BRIEF –
Using the material below, copy every line where "JSON" appears.

MATERIAL FOR THIS EXERCISE –
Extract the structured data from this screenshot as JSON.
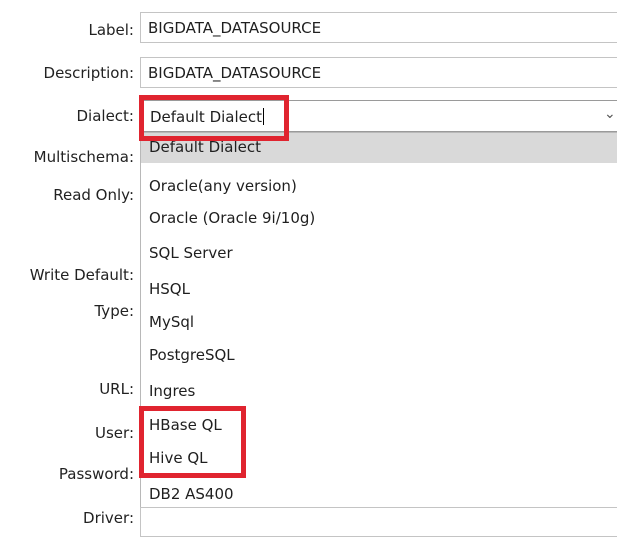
{
  "labels": {
    "label": "Label:",
    "description": "Description:",
    "dialect": "Dialect:",
    "multischema": "Multischema:",
    "read_only": "Read Only:",
    "write_default": "Write Default:",
    "type": "Type:",
    "url": "URL:",
    "user": "User:",
    "password": "Password:",
    "driver": "Driver:"
  },
  "fields": {
    "label_value": "BIGDATA_DATASOURCE",
    "description_value": "BIGDATA_DATASOURCE",
    "dialect_value": "Default Dialect"
  },
  "dialect_options": [
    "Default Dialect",
    "Oracle(any version)",
    "Oracle (Oracle 9i/10g)",
    "SQL Server",
    "HSQL",
    "MySql",
    "PostgreSQL",
    "Ingres",
    "HBase QL",
    "Hive QL",
    "DB2 AS400"
  ],
  "selected_option": "Default Dialect",
  "highlight_color": "#e0242f",
  "selected_row_color": "#d9d9d9",
  "icons": {
    "dropdown": "chevron-down-icon"
  }
}
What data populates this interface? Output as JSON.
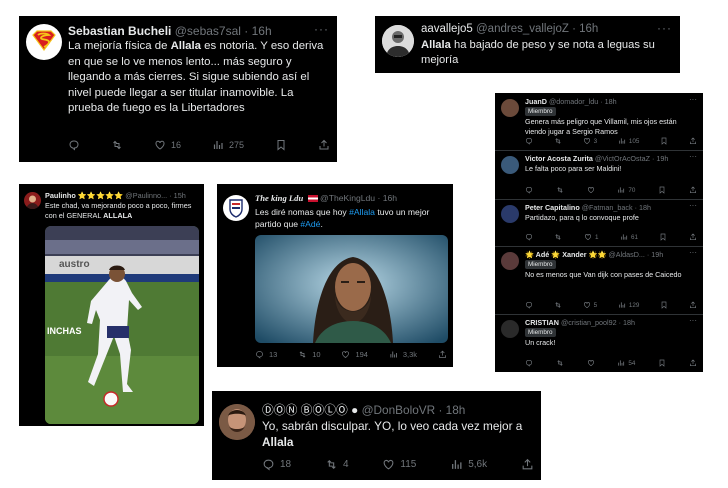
{
  "tweets": {
    "t1": {
      "name": "Sebastian Bucheli",
      "handle": "@sebas7sal",
      "time": "· 16h",
      "text_a": "La mejoría física de ",
      "mention": "Allala",
      "text_b": " es notoria. Y eso deriva en que se lo ve menos lento... más seguro y llegando a más cierres. Si sigue subiendo así el nivel puede llegar a ser titular inamovible. La prueba de fuego es la Libertadores",
      "likes": "16",
      "views": "275",
      "more": "···"
    },
    "t2": {
      "name": "aavallejo5",
      "handle": "@andres_vallejoZ",
      "time": "· 16h",
      "mention": "Allala",
      "text": " ha bajado de peso y se nota a leguas su mejoría",
      "more": "···"
    },
    "t3": {
      "name": "Paulinho ⭐⭐⭐⭐⭐",
      "handle": "@Paulinno...",
      "time": "· 15h",
      "text": "Este chad, va mejorando poco a poco, firmes con el GENERAL ",
      "mention": "ALLALA",
      "more": "···",
      "photo_banner": "austro",
      "photo_ad": "INCHAS"
    },
    "t4": {
      "name": "The king Ldu",
      "handle": "@TheKingLdu",
      "time": "· 16h",
      "text_a": "Les diré nomas que hoy ",
      "hashtag1": "#Allala",
      "text_b": " tuvo un mejor partido que ",
      "hashtag2": "#Adé",
      "text_c": ".",
      "replies": "13",
      "retweets": "10",
      "likes": "194",
      "views": "3,3k",
      "more": "···"
    },
    "t5": {
      "name": "ⒹⓄⓃ ⒷⓄⓁⓄ ",
      "handle": "@DonBoloVR",
      "time": "· 18h",
      "text": "Yo, sabrán disculpar. YO, lo veo cada vez mejor a ",
      "mention": "Allala",
      "replies": "18",
      "retweets": "4",
      "likes": "115",
      "views": "5,6k",
      "more": "···"
    }
  },
  "replies": {
    "badge": "Miembro",
    "items": [
      {
        "name": "JuanD",
        "handle": "@domador_ldu",
        "time": "· 18h",
        "text": "Genera más peligro que Villamil, mis ojos están viendo jugar a Sergio Ramos",
        "replies": "",
        "retweets": "",
        "likes": "3",
        "views": "105",
        "member": true
      },
      {
        "name": "Victor Acosta Zurita",
        "handle": "@VictOrAcOstaZ",
        "time": "· 19h",
        "text": "Le falta poco para ser Maldini!",
        "replies": "",
        "retweets": "",
        "likes": "",
        "views": "70",
        "member": false
      },
      {
        "name": "Peter Capitalino",
        "handle": "@Fatman_back",
        "time": "· 18h",
        "text": "Partidazo, para q lo convoque profe",
        "replies": "",
        "retweets": "",
        "likes": "1",
        "views": "61",
        "member": false
      },
      {
        "name": "🌟 Adé 🌟 Xander 🌟🌟",
        "handle": "@AldasD...",
        "time": "· 19h",
        "text": "No es menos que Van dijk con pases de Caicedo",
        "replies": "",
        "retweets": "",
        "likes": "5",
        "views": "129",
        "member": true
      },
      {
        "name": "CRISTIAN",
        "handle": "@cristian_pool92",
        "time": "· 18h",
        "text": "Un crack!",
        "replies": "",
        "retweets": "",
        "likes": "",
        "views": "54",
        "member": true
      }
    ]
  },
  "colors": {
    "bg": "#000000",
    "text": "#e7e9ea",
    "muted": "#71767b",
    "link": "#1d9bf0",
    "border": "#2f3336"
  }
}
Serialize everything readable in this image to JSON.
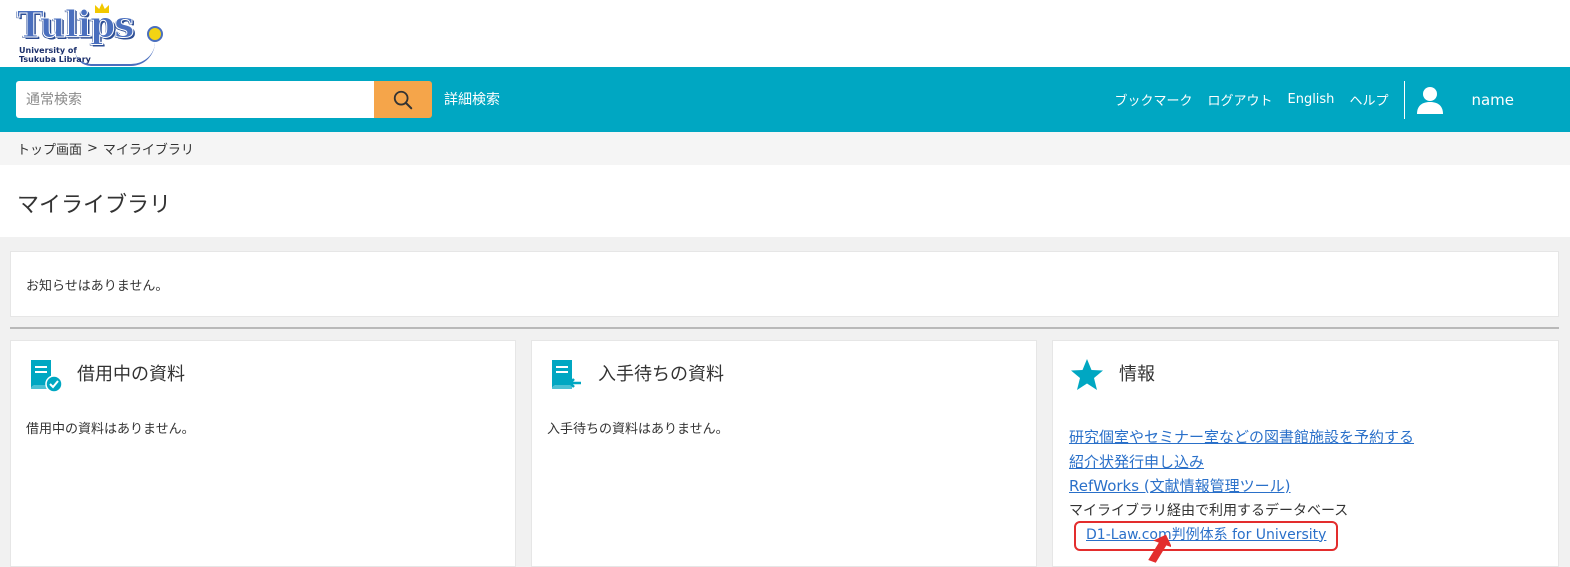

SOLUTION FOR THIS EXERCISE –
Extract the structured data from this screenshot as JSON.
What data populates this interface? Output as JSON.
Serialize everything readable in this image to JSON.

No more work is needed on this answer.